• **TASK INSTRUCTIONS**
Copy out all of the data exactly as it appears.
— Begin GIVEN RECORDS —
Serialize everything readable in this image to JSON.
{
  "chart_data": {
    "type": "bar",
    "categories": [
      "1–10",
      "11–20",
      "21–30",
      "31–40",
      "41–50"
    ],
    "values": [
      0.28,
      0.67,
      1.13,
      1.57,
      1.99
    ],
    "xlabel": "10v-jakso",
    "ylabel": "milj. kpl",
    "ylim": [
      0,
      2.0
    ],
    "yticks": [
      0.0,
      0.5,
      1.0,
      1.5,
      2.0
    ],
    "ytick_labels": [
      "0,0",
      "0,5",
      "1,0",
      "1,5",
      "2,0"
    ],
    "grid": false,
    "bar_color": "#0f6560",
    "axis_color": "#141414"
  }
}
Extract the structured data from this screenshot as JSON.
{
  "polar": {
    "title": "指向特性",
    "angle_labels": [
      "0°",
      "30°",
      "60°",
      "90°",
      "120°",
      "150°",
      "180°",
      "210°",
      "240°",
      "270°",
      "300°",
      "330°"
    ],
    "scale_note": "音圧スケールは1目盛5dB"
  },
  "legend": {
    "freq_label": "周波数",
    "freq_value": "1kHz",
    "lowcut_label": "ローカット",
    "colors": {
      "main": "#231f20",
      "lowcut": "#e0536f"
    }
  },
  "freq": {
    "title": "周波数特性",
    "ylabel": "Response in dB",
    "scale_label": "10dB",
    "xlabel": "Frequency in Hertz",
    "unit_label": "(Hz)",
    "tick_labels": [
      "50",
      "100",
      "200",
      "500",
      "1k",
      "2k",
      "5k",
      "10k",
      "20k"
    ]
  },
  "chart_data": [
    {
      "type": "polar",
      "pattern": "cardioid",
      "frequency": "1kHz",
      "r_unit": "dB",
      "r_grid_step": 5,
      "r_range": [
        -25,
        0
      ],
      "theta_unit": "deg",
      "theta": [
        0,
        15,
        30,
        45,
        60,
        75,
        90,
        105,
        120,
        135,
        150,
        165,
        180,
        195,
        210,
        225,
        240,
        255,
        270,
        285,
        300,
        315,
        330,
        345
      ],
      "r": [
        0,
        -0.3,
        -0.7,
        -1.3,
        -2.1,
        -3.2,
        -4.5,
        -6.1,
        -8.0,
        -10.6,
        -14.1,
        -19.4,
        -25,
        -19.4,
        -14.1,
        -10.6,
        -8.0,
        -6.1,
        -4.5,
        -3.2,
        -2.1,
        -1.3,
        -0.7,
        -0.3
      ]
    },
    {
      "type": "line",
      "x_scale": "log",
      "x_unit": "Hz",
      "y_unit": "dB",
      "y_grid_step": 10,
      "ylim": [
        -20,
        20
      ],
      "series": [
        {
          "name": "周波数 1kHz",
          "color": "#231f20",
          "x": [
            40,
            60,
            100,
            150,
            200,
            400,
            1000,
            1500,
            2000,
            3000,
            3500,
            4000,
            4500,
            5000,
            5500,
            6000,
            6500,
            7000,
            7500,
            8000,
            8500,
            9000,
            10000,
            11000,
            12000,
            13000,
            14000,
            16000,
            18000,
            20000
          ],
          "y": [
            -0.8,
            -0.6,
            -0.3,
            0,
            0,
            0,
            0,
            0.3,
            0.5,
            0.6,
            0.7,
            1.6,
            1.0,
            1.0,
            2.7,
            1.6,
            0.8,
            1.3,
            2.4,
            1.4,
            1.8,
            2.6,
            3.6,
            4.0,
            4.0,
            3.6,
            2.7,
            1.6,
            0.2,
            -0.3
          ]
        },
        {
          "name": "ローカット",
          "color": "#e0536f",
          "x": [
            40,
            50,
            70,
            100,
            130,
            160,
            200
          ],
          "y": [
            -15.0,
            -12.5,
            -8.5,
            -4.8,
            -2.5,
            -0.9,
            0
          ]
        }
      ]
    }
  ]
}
— End GIVEN RECORDS —
• **RESULT OF THIS TASK**
Serialize everything readable in this image to JSON.
{
  "chart_data": {
    "type": "bar",
    "categories": [
      "1–10",
      "11–20",
      "21–30",
      "31–40",
      "41–50"
    ],
    "values": [
      0.28,
      0.67,
      1.13,
      1.57,
      1.99
    ],
    "xlabel": "10v-jakso",
    "ylabel": "milj. kpl",
    "ylim": [
      0,
      2.0
    ],
    "yticks": [
      0.0,
      0.5,
      1.0,
      1.5,
      2.0
    ],
    "ytick_labels": [
      "0,0",
      "0,5",
      "1,0",
      "1,5",
      "2,0"
    ],
    "grid": false,
    "bar_color": "#0f6560",
    "axis_color": "#141414"
  }
}
Extract the structured data from this screenshot as JSON.
{
  "polar": {
    "title": "指向特性",
    "angle_labels": [
      "0°",
      "30°",
      "60°",
      "90°",
      "120°",
      "150°",
      "180°",
      "210°",
      "240°",
      "270°",
      "300°",
      "330°"
    ],
    "scale_note": "音圧スケールは1目盛5dB"
  },
  "legend": {
    "freq_label": "周波数",
    "freq_value": "1kHz",
    "lowcut_label": "ローカット",
    "colors": {
      "main": "#231f20",
      "lowcut": "#e0536f"
    }
  },
  "freq": {
    "title": "周波数特性",
    "ylabel": "Response in dB",
    "scale_label": "10dB",
    "xlabel": "Frequency in Hertz",
    "unit_label": "(Hz)",
    "tick_labels": [
      "50",
      "100",
      "200",
      "500",
      "1k",
      "2k",
      "5k",
      "10k",
      "20k"
    ]
  },
  "chart_data": [
    {
      "type": "polar",
      "pattern": "cardioid",
      "frequency": "1kHz",
      "r_unit": "dB",
      "r_grid_step": 5,
      "r_range": [
        -25,
        0
      ],
      "theta_unit": "deg",
      "theta": [
        0,
        15,
        30,
        45,
        60,
        75,
        90,
        105,
        120,
        135,
        150,
        165,
        180,
        195,
        210,
        225,
        240,
        255,
        270,
        285,
        300,
        315,
        330,
        345
      ],
      "r": [
        0,
        -0.3,
        -0.7,
        -1.3,
        -2.1,
        -3.2,
        -4.5,
        -6.1,
        -8.0,
        -10.6,
        -14.1,
        -19.4,
        -25,
        -19.4,
        -14.1,
        -10.6,
        -8.0,
        -6.1,
        -4.5,
        -3.2,
        -2.1,
        -1.3,
        -0.7,
        -0.3
      ]
    },
    {
      "type": "line",
      "x_scale": "log",
      "x_unit": "Hz",
      "y_unit": "dB",
      "y_grid_step": 10,
      "ylim": [
        -20,
        20
      ],
      "series": [
        {
          "name": "周波数 1kHz",
          "color": "#231f20",
          "x": [
            40,
            60,
            100,
            150,
            200,
            400,
            1000,
            1500,
            2000,
            3000,
            3500,
            4000,
            4500,
            5000,
            5500,
            6000,
            6500,
            7000,
            7500,
            8000,
            8500,
            9000,
            10000,
            11000,
            12000,
            13000,
            14000,
            16000,
            18000,
            20000
          ],
          "y": [
            -0.8,
            -0.6,
            -0.3,
            0,
            0,
            0,
            0,
            0.3,
            0.5,
            0.6,
            0.7,
            1.6,
            1.0,
            1.0,
            2.7,
            1.6,
            0.8,
            1.3,
            2.4,
            1.4,
            1.8,
            2.6,
            3.6,
            4.0,
            4.0,
            3.6,
            2.7,
            1.6,
            0.2,
            -0.3
          ]
        },
        {
          "name": "ローカット",
          "color": "#e0536f",
          "x": [
            40,
            50,
            70,
            100,
            130,
            160,
            200
          ],
          "y": [
            -15.0,
            -12.5,
            -8.5,
            -4.8,
            -2.5,
            -0.9,
            0
          ]
        }
      ]
    }
  ]
}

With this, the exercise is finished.